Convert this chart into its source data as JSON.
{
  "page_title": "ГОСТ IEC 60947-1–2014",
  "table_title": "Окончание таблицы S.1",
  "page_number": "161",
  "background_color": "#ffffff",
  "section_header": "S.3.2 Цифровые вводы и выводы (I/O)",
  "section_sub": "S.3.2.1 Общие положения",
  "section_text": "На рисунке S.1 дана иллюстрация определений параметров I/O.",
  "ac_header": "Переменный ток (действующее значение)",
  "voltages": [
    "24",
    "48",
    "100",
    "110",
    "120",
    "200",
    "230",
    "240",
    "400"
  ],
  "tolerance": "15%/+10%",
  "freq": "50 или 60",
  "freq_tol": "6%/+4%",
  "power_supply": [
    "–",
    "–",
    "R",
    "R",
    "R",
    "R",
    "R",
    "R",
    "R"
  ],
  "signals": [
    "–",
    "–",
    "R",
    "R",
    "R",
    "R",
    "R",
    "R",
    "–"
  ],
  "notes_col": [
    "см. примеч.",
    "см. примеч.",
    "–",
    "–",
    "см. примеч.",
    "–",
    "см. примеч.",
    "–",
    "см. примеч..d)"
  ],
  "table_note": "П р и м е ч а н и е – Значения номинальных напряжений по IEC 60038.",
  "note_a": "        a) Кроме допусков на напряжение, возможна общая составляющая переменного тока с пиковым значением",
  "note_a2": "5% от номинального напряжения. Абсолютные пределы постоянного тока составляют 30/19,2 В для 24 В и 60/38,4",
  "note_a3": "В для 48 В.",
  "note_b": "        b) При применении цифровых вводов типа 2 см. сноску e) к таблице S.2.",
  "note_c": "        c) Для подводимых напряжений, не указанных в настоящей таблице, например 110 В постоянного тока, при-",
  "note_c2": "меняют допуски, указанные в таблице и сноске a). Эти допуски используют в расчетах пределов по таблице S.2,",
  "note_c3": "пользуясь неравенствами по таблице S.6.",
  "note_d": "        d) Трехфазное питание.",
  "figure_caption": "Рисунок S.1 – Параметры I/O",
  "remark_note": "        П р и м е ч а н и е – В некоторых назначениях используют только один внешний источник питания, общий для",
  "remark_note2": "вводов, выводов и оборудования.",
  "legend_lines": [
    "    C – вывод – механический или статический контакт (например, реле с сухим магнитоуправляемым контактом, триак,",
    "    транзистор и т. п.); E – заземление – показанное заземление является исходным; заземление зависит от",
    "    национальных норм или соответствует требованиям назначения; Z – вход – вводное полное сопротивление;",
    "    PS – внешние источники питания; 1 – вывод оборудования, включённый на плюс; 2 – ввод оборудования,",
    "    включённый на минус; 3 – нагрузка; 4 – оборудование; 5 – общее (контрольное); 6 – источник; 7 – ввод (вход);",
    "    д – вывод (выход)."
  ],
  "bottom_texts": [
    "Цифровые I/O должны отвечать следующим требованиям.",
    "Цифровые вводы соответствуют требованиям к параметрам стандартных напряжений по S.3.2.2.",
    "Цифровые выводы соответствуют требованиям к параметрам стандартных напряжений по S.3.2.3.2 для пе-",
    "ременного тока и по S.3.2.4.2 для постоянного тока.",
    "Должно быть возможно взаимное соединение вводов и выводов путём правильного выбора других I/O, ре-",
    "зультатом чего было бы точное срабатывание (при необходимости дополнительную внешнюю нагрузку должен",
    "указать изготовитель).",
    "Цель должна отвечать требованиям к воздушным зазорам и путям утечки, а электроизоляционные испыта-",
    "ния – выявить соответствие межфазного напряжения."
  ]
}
■ ■ ■ ■ ■
■ WORK TO BE COMPLETED ■
Please quote the records above exactly, without skipping a line.

■ TASK RESULT ■
Convert this chart into its source data as JSON.
{
  "page_title": "ГОСТ IEC 60947-1–2014",
  "table_title": "Окончание таблицы S.1",
  "page_number": "161",
  "background_color": "#ffffff",
  "section_header": "S.3.2 Цифровые вводы и выводы (I/O)",
  "section_sub": "S.3.2.1 Общие положения",
  "section_text": "На рисунке S.1 дана иллюстрация определений параметров I/O.",
  "ac_header": "Переменный ток (действующее значение)",
  "voltages": [
    "24",
    "48",
    "100",
    "110",
    "120",
    "200",
    "230",
    "240",
    "400"
  ],
  "tolerance": "15%/+10%",
  "freq": "50 или 60",
  "freq_tol": "6%/+4%",
  "power_supply": [
    "–",
    "–",
    "R",
    "R",
    "R",
    "R",
    "R",
    "R",
    "R"
  ],
  "signals": [
    "–",
    "–",
    "R",
    "R",
    "R",
    "R",
    "R",
    "R",
    "–"
  ],
  "notes_col": [
    "см. примеч.",
    "см. примеч.",
    "–",
    "–",
    "см. примеч.",
    "–",
    "см. примеч.",
    "–",
    "см. примеч..d)"
  ],
  "table_note": "П р и м е ч а н и е – Значения номинальных напряжений по IEC 60038.",
  "note_a": "        a) Кроме допусков на напряжение, возможна общая составляющая переменного тока с пиковым значением",
  "note_a2": "5% от номинального напряжения. Абсолютные пределы постоянного тока составляют 30/19,2 В для 24 В и 60/38,4",
  "note_a3": "В для 48 В.",
  "note_b": "        b) При применении цифровых вводов типа 2 см. сноску e) к таблице S.2.",
  "note_c": "        c) Для подводимых напряжений, не указанных в настоящей таблице, например 110 В постоянного тока, при-",
  "note_c2": "меняют допуски, указанные в таблице и сноске a). Эти допуски используют в расчетах пределов по таблице S.2,",
  "note_c3": "пользуясь неравенствами по таблице S.6.",
  "note_d": "        d) Трехфазное питание.",
  "figure_caption": "Рисунок S.1 – Параметры I/O",
  "remark_note": "        П р и м е ч а н и е – В некоторых назначениях используют только один внешний источник питания, общий для",
  "remark_note2": "вводов, выводов и оборудования.",
  "legend_lines": [
    "    C – вывод – механический или статический контакт (например, реле с сухим магнитоуправляемым контактом, триак,",
    "    транзистор и т. п.); E – заземление – показанное заземление является исходным; заземление зависит от",
    "    национальных норм или соответствует требованиям назначения; Z – вход – вводное полное сопротивление;",
    "    PS – внешние источники питания; 1 – вывод оборудования, включённый на плюс; 2 – ввод оборудования,",
    "    включённый на минус; 3 – нагрузка; 4 – оборудование; 5 – общее (контрольное); 6 – источник; 7 – ввод (вход);",
    "    д – вывод (выход)."
  ],
  "bottom_texts": [
    "Цифровые I/O должны отвечать следующим требованиям.",
    "Цифровые вводы соответствуют требованиям к параметрам стандартных напряжений по S.3.2.2.",
    "Цифровые выводы соответствуют требованиям к параметрам стандартных напряжений по S.3.2.3.2 для пе-",
    "ременного тока и по S.3.2.4.2 для постоянного тока.",
    "Должно быть возможно взаимное соединение вводов и выводов путём правильного выбора других I/O, ре-",
    "зультатом чего было бы точное срабатывание (при необходимости дополнительную внешнюю нагрузку должен",
    "указать изготовитель).",
    "Цель должна отвечать требованиям к воздушным зазорам и путям утечки, а электроизоляционные испыта-",
    "ния – выявить соответствие межфазного напряжения."
  ]
}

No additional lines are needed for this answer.